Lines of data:
================================
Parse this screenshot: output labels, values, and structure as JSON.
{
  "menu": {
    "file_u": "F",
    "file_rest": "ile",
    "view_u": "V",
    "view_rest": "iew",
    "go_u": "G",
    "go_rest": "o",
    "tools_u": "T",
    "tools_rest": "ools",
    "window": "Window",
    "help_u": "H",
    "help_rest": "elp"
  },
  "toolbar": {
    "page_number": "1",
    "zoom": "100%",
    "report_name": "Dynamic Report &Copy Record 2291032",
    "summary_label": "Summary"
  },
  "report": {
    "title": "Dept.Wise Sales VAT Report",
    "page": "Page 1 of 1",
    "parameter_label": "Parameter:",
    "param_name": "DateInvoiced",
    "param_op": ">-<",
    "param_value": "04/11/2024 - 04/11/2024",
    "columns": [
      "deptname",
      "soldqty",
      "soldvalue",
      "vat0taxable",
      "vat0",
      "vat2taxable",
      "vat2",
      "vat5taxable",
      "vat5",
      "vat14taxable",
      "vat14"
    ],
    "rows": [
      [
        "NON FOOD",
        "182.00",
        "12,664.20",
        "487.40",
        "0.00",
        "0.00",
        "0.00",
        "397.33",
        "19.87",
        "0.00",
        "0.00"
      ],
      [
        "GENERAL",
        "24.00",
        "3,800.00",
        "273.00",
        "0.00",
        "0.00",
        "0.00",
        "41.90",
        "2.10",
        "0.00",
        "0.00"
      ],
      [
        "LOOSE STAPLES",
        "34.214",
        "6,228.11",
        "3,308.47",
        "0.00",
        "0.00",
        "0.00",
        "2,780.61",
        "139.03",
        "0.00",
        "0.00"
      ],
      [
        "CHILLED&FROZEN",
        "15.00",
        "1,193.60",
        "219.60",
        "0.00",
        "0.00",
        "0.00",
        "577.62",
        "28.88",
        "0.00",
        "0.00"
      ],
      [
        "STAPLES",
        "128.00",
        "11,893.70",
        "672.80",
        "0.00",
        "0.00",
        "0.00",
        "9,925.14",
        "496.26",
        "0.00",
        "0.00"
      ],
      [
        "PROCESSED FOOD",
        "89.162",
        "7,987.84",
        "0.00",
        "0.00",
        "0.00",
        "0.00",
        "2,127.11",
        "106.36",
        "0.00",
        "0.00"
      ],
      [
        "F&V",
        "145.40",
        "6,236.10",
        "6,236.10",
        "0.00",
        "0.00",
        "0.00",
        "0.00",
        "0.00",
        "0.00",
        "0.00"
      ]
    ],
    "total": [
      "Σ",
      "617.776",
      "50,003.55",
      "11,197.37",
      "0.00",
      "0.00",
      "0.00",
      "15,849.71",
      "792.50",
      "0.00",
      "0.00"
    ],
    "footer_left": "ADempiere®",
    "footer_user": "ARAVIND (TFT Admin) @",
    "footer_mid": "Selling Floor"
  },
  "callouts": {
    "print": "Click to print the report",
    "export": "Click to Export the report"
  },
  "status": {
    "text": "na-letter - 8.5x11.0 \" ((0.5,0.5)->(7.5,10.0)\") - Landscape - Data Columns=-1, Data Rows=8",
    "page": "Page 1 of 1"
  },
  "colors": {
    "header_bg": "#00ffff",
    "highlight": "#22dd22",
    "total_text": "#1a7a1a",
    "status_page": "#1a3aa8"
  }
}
================================
### GOAL
Copy each record from above without leaving any out.

### WRITTEN RESPONSE
Parse this screenshot: output labels, values, and structure as JSON.
{
  "menu": {
    "file_u": "F",
    "file_rest": "ile",
    "view_u": "V",
    "view_rest": "iew",
    "go_u": "G",
    "go_rest": "o",
    "tools_u": "T",
    "tools_rest": "ools",
    "window": "Window",
    "help_u": "H",
    "help_rest": "elp"
  },
  "toolbar": {
    "page_number": "1",
    "zoom": "100%",
    "report_name": "Dynamic Report &Copy Record 2291032",
    "summary_label": "Summary"
  },
  "report": {
    "title": "Dept.Wise Sales VAT Report",
    "page": "Page 1 of 1",
    "parameter_label": "Parameter:",
    "param_name": "DateInvoiced",
    "param_op": ">-<",
    "param_value": "04/11/2024 - 04/11/2024",
    "columns": [
      "deptname",
      "soldqty",
      "soldvalue",
      "vat0taxable",
      "vat0",
      "vat2taxable",
      "vat2",
      "vat5taxable",
      "vat5",
      "vat14taxable",
      "vat14"
    ],
    "rows": [
      [
        "NON FOOD",
        "182.00",
        "12,664.20",
        "487.40",
        "0.00",
        "0.00",
        "0.00",
        "397.33",
        "19.87",
        "0.00",
        "0.00"
      ],
      [
        "GENERAL",
        "24.00",
        "3,800.00",
        "273.00",
        "0.00",
        "0.00",
        "0.00",
        "41.90",
        "2.10",
        "0.00",
        "0.00"
      ],
      [
        "LOOSE STAPLES",
        "34.214",
        "6,228.11",
        "3,308.47",
        "0.00",
        "0.00",
        "0.00",
        "2,780.61",
        "139.03",
        "0.00",
        "0.00"
      ],
      [
        "CHILLED&FROZEN",
        "15.00",
        "1,193.60",
        "219.60",
        "0.00",
        "0.00",
        "0.00",
        "577.62",
        "28.88",
        "0.00",
        "0.00"
      ],
      [
        "STAPLES",
        "128.00",
        "11,893.70",
        "672.80",
        "0.00",
        "0.00",
        "0.00",
        "9,925.14",
        "496.26",
        "0.00",
        "0.00"
      ],
      [
        "PROCESSED FOOD",
        "89.162",
        "7,987.84",
        "0.00",
        "0.00",
        "0.00",
        "0.00",
        "2,127.11",
        "106.36",
        "0.00",
        "0.00"
      ],
      [
        "F&V",
        "145.40",
        "6,236.10",
        "6,236.10",
        "0.00",
        "0.00",
        "0.00",
        "0.00",
        "0.00",
        "0.00",
        "0.00"
      ]
    ],
    "total": [
      "Σ",
      "617.776",
      "50,003.55",
      "11,197.37",
      "0.00",
      "0.00",
      "0.00",
      "15,849.71",
      "792.50",
      "0.00",
      "0.00"
    ],
    "footer_left": "ADempiere®",
    "footer_user": "ARAVIND (TFT Admin) @",
    "footer_mid": "Selling Floor"
  },
  "callouts": {
    "print": "Click to print the report",
    "export": "Click to Export the report"
  },
  "status": {
    "text": "na-letter - 8.5x11.0 \" ((0.5,0.5)->(7.5,10.0)\") - Landscape - Data Columns=-1, Data Rows=8",
    "page": "Page 1 of 1"
  },
  "colors": {
    "header_bg": "#00ffff",
    "highlight": "#22dd22",
    "total_text": "#1a7a1a",
    "status_page": "#1a3aa8"
  }
}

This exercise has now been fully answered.